### Written instruction 1
In the records, starting with the line with "predicted-star-point bbox=[675, 394, 687, 407]" and going on through the line with "predicted-star-points bbox=[150, 367, 892, 618]", replace "measurement-point" with "measurement-marker" and give those lines again with everything else unchanged.

### Provided text
■ ■ ■ ■ ■

# how can i sell more?



## darenisdopeee (Oct 10, 2007)

Hey,
I sale a good amount of tee shirts but i want to sale more.
I have good customer service and i ship shirts out asap. there all professionally made and alot of the time i give people free stuff.

But im not selling as much as i would like.
Any one got any ideas?
Believe me i promote sooo much.

got any ideas? 

thank you


----------



## petrock (Apr 17, 2008)

*Re: how can i sale more?*

How about promoting your self at concerts, especially rock concerts. 

Hire a street marketing team, have them wear the tshirts to walk through crowds.


----------



## pantheon (Apr 15, 2008)

*Re: how can i sale more?*

There's a lot you can do to sell more. Are you advertising online? Do you put ads in magazines or newspapers? Try grass-roots marketing ideas...they are great for businesses just getting off the ground.


----------



## darenisdopeee (Oct 10, 2007)

*Re: how can i sale more?*

We looked into advertising in magazines and its like thousands of dollars.
we will do that in the future but i dont think we should do it now.

any other ideas?


----------



## Dori (Mar 26, 2008)

do you sell at markets and fairs? Might be worth looking into...


----------



## tyty0207 (Oct 19, 2007)

Tell us what you are doing now to sell shirts right now. That would help us give you advice on what else you could be doing.

■ ■ ■ ■ ■

### Material for the task
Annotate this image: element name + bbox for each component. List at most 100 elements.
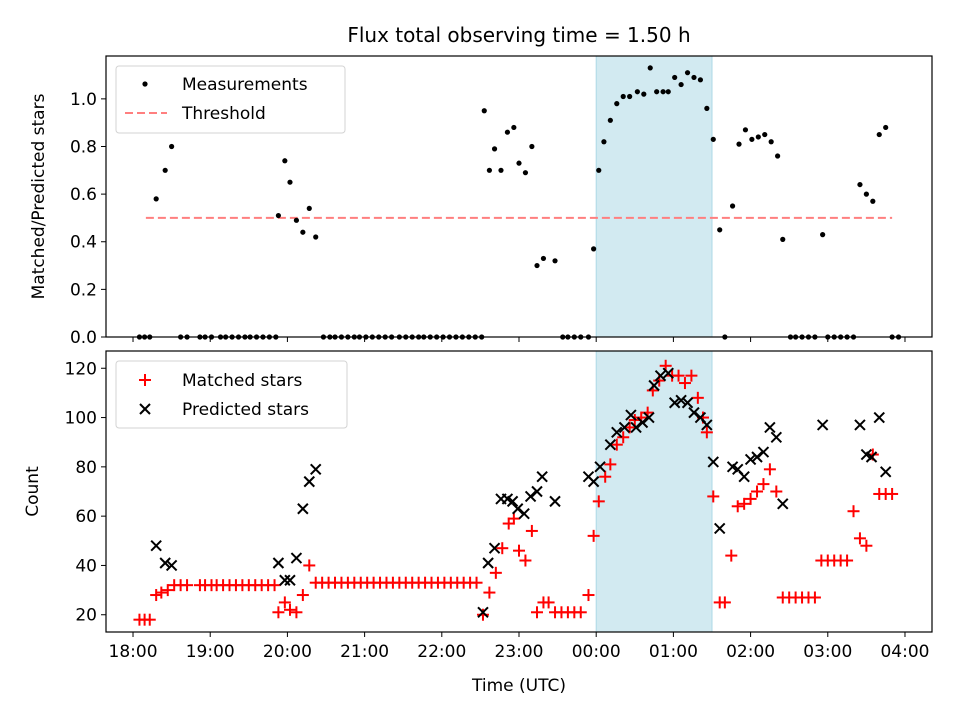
predicted-star-point bbox=[675, 394, 687, 407]
matched-star-point bbox=[841, 554, 854, 567]
y-tick-label: 0.0 bbox=[70, 328, 97, 348]
predicted-star-point bbox=[770, 431, 783, 443]
matched-star-point bbox=[617, 431, 630, 444]
matched-star-point bbox=[604, 458, 617, 471]
measurement-point bbox=[169, 143, 175, 150]
measurement-point bbox=[678, 81, 684, 88]
chart-title: Flux total observing time = 1.50 h bbox=[347, 23, 690, 47]
predicted-star-point bbox=[777, 498, 789, 510]
measurement-point bbox=[153, 196, 159, 202]
measurement-point bbox=[780, 236, 786, 242]
predicted-star-point bbox=[587, 475, 600, 488]
y-tick-label: 0.6 bbox=[70, 185, 97, 205]
predicted-star-point bbox=[477, 606, 489, 618]
y-tick-label: 0.4 bbox=[70, 233, 97, 253]
measurement-point bbox=[876, 131, 882, 138]
predicted-star-point bbox=[279, 574, 291, 586]
measurement-point bbox=[313, 234, 319, 240]
ratio-legend: Measurements Threshold bbox=[115, 65, 346, 134]
x-tick-label: 01:00 bbox=[649, 642, 698, 662]
matched-star-point bbox=[525, 524, 538, 537]
predicted-star-point bbox=[512, 503, 524, 515]
matched-star-point bbox=[599, 470, 612, 483]
measurement-point bbox=[300, 229, 306, 235]
matched-star-point bbox=[847, 505, 860, 518]
matched-star-point bbox=[582, 589, 595, 602]
measurement-point bbox=[596, 167, 602, 173]
matched-star-point bbox=[592, 495, 605, 508]
predicted-star-points bbox=[150, 367, 892, 618]
x-tick-label: 20:00 bbox=[263, 642, 312, 662]
matched-star-point bbox=[476, 608, 489, 621]
x-tick-label: 18:00 bbox=[109, 642, 158, 662]
measurement-point bbox=[742, 127, 749, 133]
measurement-point bbox=[516, 160, 522, 166]
matched-star-point bbox=[725, 549, 738, 562]
matched-star-point bbox=[587, 529, 600, 542]
measurement-point bbox=[481, 108, 487, 114]
matched-star-point bbox=[531, 606, 544, 619]
measurement-point bbox=[755, 134, 761, 140]
predicted-star-point bbox=[524, 490, 537, 503]
matched-star-point bbox=[470, 576, 483, 589]
matched-star-point bbox=[731, 500, 744, 513]
predicted-star-point bbox=[648, 379, 660, 392]
measurement-point bbox=[607, 117, 613, 123]
ratio-x-ticks bbox=[132, 337, 906, 342]
legend-measurements-label: Measurements bbox=[182, 75, 308, 95]
legend-threshold-label: Threshold bbox=[181, 104, 266, 124]
count-y-ticks: 20 40 60 80 100 120 bbox=[65, 359, 106, 626]
y-tick-label: 120 bbox=[65, 359, 97, 379]
predicted-star-point bbox=[611, 426, 623, 439]
predicted-star-point bbox=[816, 419, 829, 431]
observing-window-highlight bbox=[595, 350, 713, 633]
matched-star-point bbox=[672, 369, 685, 382]
predicted-star-point bbox=[284, 574, 296, 586]
predicted-star-point bbox=[668, 397, 681, 409]
measurement-point bbox=[282, 158, 288, 164]
measurement-point bbox=[620, 93, 626, 100]
matched-star-point bbox=[757, 478, 770, 491]
matched-star-point bbox=[685, 369, 698, 382]
matched-star-point bbox=[161, 584, 174, 597]
predicted-star-point bbox=[865, 451, 878, 463]
predicted-star-point bbox=[873, 411, 885, 424]
predicted-star-point bbox=[757, 446, 770, 458]
legend-measurements-marker bbox=[142, 81, 148, 87]
matched-star-point bbox=[290, 606, 303, 619]
predicted-star-point bbox=[536, 471, 548, 483]
y-tick-label: 1.0 bbox=[70, 90, 97, 110]
count-y-axis-label: Count bbox=[23, 466, 43, 517]
measurement-point bbox=[665, 89, 671, 95]
predicted-star-point bbox=[714, 522, 726, 535]
measurement-point bbox=[697, 77, 704, 83]
measurement-point bbox=[883, 124, 889, 131]
y-tick-label: 0.2 bbox=[70, 280, 97, 300]
x-tick-label: 03:00 bbox=[803, 642, 852, 662]
predicted-star-point bbox=[681, 397, 694, 409]
matched-star-point bbox=[278, 596, 291, 609]
predicted-star-point bbox=[159, 557, 171, 569]
measurement-point bbox=[729, 203, 736, 209]
measurement-point bbox=[627, 93, 633, 100]
matched-star-point bbox=[303, 559, 316, 572]
measurement-point bbox=[820, 232, 826, 238]
predicted-star-point bbox=[150, 540, 162, 552]
measurement-point bbox=[540, 255, 547, 262]
count-x-ticks: 18:00 19:00 20:00 21:00 22:00 23:00 00:00 01:00… bbox=[109, 632, 929, 662]
predicted-star-point bbox=[643, 411, 655, 424]
matched-star-point bbox=[718, 596, 731, 609]
legend-predicted-label: Predicted stars bbox=[182, 400, 309, 420]
predicted-star-point bbox=[531, 485, 543, 498]
x-tick-label: 04:00 bbox=[880, 642, 929, 662]
count-legend: Matched stars Predicted stars bbox=[115, 360, 348, 429]
measurement-point bbox=[275, 212, 282, 219]
legend-predicted-marker bbox=[139, 403, 151, 415]
predicted-star-point bbox=[272, 557, 285, 569]
measurement-point bbox=[162, 167, 168, 173]
measurement-point bbox=[287, 179, 293, 185]
matched-star-point bbox=[808, 591, 821, 604]
predicted-star-point bbox=[303, 475, 315, 488]
matched-star-point bbox=[860, 539, 873, 552]
predicted-star-point bbox=[297, 503, 309, 515]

■ ■ ■ ■ ■

### Written instruction 2
Pick up the forum thread about selling more tee shirts where it stops and write the next part.

### Exercise answer 1
predicted-star-point bbox=[675, 394, 687, 407]
matched-star-point bbox=[841, 554, 854, 567]
y-tick-label: 0.0 bbox=[70, 328, 97, 348]
predicted-star-point bbox=[770, 431, 783, 443]
matched-star-point bbox=[617, 431, 630, 444]
matched-star-point bbox=[604, 458, 617, 471]
measurement-marker bbox=[169, 143, 175, 150]
measurement-marker bbox=[678, 81, 684, 88]
chart-title: Flux total observing time = 1.50 h bbox=[347, 23, 690, 47]
predicted-star-point bbox=[777, 498, 789, 510]
measurement-marker bbox=[153, 196, 159, 202]
measurement-marker bbox=[780, 236, 786, 242]
predicted-star-point bbox=[587, 475, 600, 488]
y-tick-label: 0.6 bbox=[70, 185, 97, 205]
predicted-star-point bbox=[477, 606, 489, 618]
y-tick-label: 0.4 bbox=[70, 233, 97, 253]
measurement-marker bbox=[876, 131, 882, 138]
predicted-star-point bbox=[279, 574, 291, 586]
measurement-marker bbox=[313, 234, 319, 240]
ratio-legend: Measurements Threshold bbox=[115, 65, 346, 134]
x-tick-label: 01:00 bbox=[649, 642, 698, 662]
matched-star-point bbox=[525, 524, 538, 537]
predicted-star-point bbox=[512, 503, 524, 515]
matched-star-point bbox=[599, 470, 612, 483]
measurement-marker bbox=[300, 229, 306, 235]
matched-star-point bbox=[847, 505, 860, 518]
matched-star-point bbox=[582, 589, 595, 602]
measurement-marker bbox=[596, 167, 602, 173]
matched-star-point bbox=[592, 495, 605, 508]
predicted-star-points bbox=[150, 367, 892, 618]

### Exercise answer 2
----------



## TripleT (Apr 29, 2007)

What are you doing off-line? Your style should work well at street fairs.


----------



## MentinkiZM (Apr 16, 2008)

Read -

http://www.t-shirtforums.com/t-shirt-marketing/t46498.html

&

http://www.t-shirtforums.com/t-shirt-marketing/t46498.html


Might give you a few ides on online advertising and marketing.


----------



## TripleT (Apr 29, 2007)

MentinkiZM said:


> Read -
> 
> http://www.t-shirtforums.com/t-shirt-marketing/t46498.html
> 
> ...


 
Tim - Good Work on the Tutorial.


----------



## MentinkiZM (Apr 16, 2008)

Ty Ty. 

Thinking about making another one about selling directly on myspace. Somthing you and others might be interested in?


----------



## darenisdopeee (Oct 10, 2007)

Trust me i already use friend blaster. ive been using it for a couple months now. i bought the unlimited version. It works okay. i mean it gets me a lot of friends but alot of friends dosent mean alot of sales.

Myspace and my website are my number 1 source of marketing. Im not really sure what else i could do. I thought about walking around LA and giving like 10 free shirts out to random kids with stickers. But that wouldnt work much. I also slapped my stickers all over MEL ROSE and im not sure if that worked. 

And selling at markets would require business licenses i believe which i dont have.


----------



## NorthcuttDesign (Apr 13, 2008)

Make 5000 business cards and do it the old fashioned way. 

Beat feet.

Walk/run/drive door to door, meeting business owners/managers early in the day. 

Shake hands. Introduce yourself.
Give them a card. Do this every day if you can. 

Keep doing it until you run out of business cards.

Repeat.

This is a highly effective method most people don't use because they're too lazy or don't have the time. Do it all day and your phone will ring the next day.


----------



## kingtee (May 6, 2007)

Northcuttdesign is right on the money! You
have to hustle hustle and keep hustling. If you love what you do it shouldn't be a problem. The more satisfied customers you have the more repeat business will come your way. Don't be afraid to ask for a referral a happy customer won't mind telling friends and coworkers about you!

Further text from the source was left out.